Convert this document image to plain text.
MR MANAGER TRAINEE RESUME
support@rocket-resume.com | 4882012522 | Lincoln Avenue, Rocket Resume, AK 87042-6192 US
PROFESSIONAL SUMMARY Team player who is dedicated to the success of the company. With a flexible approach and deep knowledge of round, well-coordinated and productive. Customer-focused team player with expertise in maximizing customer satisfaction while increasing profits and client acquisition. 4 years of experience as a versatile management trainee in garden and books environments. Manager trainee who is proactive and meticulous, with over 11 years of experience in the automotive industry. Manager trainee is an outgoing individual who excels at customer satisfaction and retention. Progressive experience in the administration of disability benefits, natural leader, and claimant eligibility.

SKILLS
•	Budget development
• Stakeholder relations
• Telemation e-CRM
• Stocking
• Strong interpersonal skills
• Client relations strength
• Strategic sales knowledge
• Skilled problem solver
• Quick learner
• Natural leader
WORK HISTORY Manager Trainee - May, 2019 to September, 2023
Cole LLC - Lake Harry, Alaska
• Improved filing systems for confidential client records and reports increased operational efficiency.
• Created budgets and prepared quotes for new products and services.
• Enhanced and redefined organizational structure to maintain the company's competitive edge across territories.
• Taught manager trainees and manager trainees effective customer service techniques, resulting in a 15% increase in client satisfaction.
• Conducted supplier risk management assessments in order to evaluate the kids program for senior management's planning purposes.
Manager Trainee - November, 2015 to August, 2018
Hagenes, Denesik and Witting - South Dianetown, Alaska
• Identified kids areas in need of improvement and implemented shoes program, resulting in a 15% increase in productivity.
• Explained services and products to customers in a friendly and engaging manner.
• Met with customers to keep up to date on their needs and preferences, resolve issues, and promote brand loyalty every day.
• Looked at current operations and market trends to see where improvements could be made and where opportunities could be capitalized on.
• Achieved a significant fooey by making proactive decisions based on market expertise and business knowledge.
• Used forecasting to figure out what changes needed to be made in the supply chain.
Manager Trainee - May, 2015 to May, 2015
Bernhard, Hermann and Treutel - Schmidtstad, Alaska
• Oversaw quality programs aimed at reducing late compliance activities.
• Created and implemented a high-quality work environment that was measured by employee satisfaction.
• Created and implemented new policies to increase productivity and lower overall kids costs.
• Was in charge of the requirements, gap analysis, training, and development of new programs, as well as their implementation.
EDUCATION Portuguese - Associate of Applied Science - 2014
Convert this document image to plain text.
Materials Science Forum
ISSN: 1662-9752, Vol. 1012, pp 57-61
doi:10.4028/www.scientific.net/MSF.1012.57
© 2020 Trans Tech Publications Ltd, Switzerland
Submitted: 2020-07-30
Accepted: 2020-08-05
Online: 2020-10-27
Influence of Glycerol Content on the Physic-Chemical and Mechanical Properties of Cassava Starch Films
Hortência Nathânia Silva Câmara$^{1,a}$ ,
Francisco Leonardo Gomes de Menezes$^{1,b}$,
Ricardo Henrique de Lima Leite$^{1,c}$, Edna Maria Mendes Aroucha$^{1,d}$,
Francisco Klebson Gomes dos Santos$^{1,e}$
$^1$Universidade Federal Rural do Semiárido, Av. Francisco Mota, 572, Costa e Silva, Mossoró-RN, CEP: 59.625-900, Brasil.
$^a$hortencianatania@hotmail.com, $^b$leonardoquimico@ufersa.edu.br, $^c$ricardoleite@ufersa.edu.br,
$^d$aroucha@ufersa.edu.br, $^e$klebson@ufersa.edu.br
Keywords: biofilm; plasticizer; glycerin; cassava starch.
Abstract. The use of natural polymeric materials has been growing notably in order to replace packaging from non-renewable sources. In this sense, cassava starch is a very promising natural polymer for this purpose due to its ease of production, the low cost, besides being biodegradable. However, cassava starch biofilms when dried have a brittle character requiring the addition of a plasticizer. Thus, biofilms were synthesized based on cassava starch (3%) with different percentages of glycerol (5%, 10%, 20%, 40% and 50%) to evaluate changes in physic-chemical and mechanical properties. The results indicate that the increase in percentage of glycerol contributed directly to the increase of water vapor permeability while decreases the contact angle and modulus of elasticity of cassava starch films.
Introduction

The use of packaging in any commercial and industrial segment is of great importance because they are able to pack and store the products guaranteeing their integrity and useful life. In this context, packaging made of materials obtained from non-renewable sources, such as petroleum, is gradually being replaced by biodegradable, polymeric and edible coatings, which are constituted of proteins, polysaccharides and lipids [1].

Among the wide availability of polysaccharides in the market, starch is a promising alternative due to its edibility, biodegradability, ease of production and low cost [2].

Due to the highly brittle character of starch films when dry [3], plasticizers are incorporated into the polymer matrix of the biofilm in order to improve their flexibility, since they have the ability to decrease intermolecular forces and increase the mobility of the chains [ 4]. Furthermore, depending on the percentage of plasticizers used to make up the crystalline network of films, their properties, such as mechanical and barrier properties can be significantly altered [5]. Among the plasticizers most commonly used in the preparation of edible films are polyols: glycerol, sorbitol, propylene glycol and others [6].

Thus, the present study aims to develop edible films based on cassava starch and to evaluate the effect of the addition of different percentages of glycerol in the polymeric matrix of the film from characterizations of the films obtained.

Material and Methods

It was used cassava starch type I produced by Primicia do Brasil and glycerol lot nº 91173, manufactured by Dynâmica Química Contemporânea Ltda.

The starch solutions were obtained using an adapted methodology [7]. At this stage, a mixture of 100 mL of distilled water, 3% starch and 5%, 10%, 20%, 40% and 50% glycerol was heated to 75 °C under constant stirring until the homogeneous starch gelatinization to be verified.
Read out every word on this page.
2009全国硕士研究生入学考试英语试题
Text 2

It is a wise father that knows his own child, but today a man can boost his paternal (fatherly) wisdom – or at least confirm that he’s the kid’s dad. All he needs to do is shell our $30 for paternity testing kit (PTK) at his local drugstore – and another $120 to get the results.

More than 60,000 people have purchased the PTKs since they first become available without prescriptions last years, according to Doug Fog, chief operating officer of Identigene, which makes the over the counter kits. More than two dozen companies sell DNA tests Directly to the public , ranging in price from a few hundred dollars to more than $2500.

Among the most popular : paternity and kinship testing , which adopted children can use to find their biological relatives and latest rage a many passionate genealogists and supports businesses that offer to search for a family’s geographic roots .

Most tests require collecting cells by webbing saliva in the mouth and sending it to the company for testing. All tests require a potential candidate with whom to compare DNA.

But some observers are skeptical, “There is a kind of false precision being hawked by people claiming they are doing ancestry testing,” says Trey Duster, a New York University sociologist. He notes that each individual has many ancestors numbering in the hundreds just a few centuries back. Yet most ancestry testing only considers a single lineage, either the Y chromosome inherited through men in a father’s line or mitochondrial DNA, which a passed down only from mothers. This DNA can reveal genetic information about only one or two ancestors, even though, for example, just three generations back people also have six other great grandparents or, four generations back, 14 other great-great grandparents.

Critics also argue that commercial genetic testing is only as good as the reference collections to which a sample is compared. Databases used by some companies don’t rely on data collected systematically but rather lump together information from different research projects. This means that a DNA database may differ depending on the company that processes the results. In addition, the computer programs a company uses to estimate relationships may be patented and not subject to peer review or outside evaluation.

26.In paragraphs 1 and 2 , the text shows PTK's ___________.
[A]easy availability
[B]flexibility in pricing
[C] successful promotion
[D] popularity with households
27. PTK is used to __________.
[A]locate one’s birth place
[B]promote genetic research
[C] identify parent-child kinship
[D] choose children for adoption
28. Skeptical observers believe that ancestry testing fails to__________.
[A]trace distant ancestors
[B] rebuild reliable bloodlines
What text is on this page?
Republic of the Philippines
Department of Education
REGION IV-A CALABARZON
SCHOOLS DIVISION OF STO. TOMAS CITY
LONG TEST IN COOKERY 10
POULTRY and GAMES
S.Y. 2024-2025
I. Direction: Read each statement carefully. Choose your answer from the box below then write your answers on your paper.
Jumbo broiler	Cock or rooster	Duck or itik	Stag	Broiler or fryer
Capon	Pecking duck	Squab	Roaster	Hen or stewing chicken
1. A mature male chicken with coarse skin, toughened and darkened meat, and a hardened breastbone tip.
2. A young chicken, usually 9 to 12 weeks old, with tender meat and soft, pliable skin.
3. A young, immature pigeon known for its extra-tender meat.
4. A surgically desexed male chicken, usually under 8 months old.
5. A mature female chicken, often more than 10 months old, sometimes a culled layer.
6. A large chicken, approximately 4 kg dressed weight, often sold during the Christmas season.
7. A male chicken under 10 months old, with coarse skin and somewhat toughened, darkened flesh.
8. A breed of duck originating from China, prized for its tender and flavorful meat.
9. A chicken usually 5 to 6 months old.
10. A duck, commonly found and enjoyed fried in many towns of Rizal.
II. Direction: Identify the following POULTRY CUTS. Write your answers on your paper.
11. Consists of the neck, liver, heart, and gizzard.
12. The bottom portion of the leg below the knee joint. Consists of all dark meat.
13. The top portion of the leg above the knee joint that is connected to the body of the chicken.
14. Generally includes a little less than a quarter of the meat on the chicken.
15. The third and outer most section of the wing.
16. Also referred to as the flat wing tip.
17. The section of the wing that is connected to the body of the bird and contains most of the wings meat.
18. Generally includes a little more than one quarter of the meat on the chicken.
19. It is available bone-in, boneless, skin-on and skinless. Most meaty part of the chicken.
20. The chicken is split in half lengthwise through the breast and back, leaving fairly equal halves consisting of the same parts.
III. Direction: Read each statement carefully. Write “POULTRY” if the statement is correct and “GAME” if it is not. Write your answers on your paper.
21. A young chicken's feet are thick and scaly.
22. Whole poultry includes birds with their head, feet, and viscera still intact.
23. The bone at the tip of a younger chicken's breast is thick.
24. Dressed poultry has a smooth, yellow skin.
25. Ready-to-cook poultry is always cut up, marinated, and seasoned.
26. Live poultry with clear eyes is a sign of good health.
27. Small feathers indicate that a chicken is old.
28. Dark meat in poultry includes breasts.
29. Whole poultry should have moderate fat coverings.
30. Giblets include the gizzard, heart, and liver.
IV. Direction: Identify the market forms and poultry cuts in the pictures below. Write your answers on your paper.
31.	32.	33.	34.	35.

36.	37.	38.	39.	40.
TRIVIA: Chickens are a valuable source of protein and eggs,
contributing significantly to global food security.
------------------------------------------------------------------------
Within the entries, determine the count of lines containing the string "under" and output it alone.

3